--- TASK MATERIAL ---
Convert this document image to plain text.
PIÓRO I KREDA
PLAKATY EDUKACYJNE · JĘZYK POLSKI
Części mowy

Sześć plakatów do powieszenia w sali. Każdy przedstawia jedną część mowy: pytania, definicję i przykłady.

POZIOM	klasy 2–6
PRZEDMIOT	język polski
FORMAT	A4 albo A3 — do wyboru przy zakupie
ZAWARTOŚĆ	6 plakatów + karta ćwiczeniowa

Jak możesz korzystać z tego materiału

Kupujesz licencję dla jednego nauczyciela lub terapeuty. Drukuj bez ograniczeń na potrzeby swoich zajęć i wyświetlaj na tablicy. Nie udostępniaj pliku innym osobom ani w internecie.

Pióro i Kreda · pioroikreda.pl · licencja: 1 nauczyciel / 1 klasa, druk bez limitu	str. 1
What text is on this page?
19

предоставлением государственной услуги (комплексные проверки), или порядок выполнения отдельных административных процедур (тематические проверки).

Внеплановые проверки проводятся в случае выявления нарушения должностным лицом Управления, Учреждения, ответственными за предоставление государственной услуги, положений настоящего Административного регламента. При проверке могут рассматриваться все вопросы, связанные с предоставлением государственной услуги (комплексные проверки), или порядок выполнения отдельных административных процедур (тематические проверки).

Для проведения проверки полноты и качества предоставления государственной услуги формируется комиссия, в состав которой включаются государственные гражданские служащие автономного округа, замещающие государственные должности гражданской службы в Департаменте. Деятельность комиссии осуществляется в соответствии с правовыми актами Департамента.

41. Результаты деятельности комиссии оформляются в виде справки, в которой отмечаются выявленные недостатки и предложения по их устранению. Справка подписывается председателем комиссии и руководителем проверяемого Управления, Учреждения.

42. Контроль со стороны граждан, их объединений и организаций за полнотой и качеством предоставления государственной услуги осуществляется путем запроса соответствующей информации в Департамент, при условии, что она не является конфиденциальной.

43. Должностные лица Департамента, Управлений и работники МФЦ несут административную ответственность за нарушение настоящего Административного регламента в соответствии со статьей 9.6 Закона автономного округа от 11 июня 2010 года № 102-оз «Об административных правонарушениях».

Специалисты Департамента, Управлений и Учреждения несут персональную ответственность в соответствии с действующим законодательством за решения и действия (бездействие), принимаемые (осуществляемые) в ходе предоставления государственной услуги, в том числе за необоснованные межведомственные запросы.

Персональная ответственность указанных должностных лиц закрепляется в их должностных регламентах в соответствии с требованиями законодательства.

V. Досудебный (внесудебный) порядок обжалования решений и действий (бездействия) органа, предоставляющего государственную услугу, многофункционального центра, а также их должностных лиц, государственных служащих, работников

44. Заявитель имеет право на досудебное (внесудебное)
---
[WHAT YOU SHOULD DO] Each record above should be returned exactly as it appears.

[ANSWER IN FULL]
Convert this document image to plain text.
PIÓRO I KREDA
PLAKATY EDUKACYJNE · JĘZYK POLSKI
Części mowy

Sześć plakatów do powieszenia w sali. Każdy przedstawia jedną część mowy: pytania, definicję i przykłady.

POZIOM	klasy 2–6
PRZEDMIOT	język polski
FORMAT	A4 albo A3 — do wyboru przy zakupie
ZAWARTOŚĆ	6 plakatów + karta ćwiczeniowa

Jak możesz korzystać z tego materiału

Kupujesz licencję dla jednego nauczyciela lub terapeuty. Drukuj bez ograniczeń na potrzeby swoich zajęć i wyświetlaj na tablicy. Nie udostępniaj pliku innym osobom ani w internecie.

Pióro i Kreda · pioroikreda.pl · licencja: 1 nauczyciel / 1 klasa, druk bez limitu	str. 1
What text is on this page?
19

предоставлением государственной услуги (комплексные проверки), или порядок выполнения отдельных административных процедур (тематические проверки).

Внеплановые проверки проводятся в случае выявления нарушения должностным лицом Управления, Учреждения, ответственными за предоставление государственной услуги, положений настоящего Административного регламента. При проверке могут рассматриваться все вопросы, связанные с предоставлением государственной услуги (комплексные проверки), или порядок выполнения отдельных административных процедур (тематические проверки).

Для проведения проверки полноты и качества предоставления государственной услуги формируется комиссия, в состав которой включаются государственные гражданские служащие автономного округа, замещающие государственные должности гражданской службы в Департаменте. Деятельность комиссии осуществляется в соответствии с правовыми актами Департамента.

41. Результаты деятельности комиссии оформляются в виде справки, в которой отмечаются выявленные недостатки и предложения по их устранению. Справка подписывается председателем комиссии и руководителем проверяемого Управления, Учреждения.

42. Контроль со стороны граждан, их объединений и организаций за полнотой и качеством предоставления государственной услуги осуществляется путем запроса соответствующей информации в Департамент, при условии, что она не является конфиденциальной.

43. Должностные лица Департамента, Управлений и работники МФЦ несут административную ответственность за нарушение настоящего Административного регламента в соответствии со статьей 9.6 Закона автономного округа от 11 июня 2010 года № 102-оз «Об административных правонарушениях».

Специалисты Департамента, Управлений и Учреждения несут персональную ответственность в соответствии с действующим законодательством за решения и действия (бездействие), принимаемые (осуществляемые) в ходе предоставления государственной услуги, в том числе за необоснованные межведомственные запросы.

Персональная ответственность указанных должностных лиц закрепляется в их должностных регламентах в соответствии с требованиями законодательства.

V. Досудебный (внесудебный) порядок обжалования решений и действий (бездействия) органа, предоставляющего государственную услугу, многофункционального центра, а также их должностных лиц, государственных служащих, работников

44. Заявитель имеет право на досудебное (внесудебное)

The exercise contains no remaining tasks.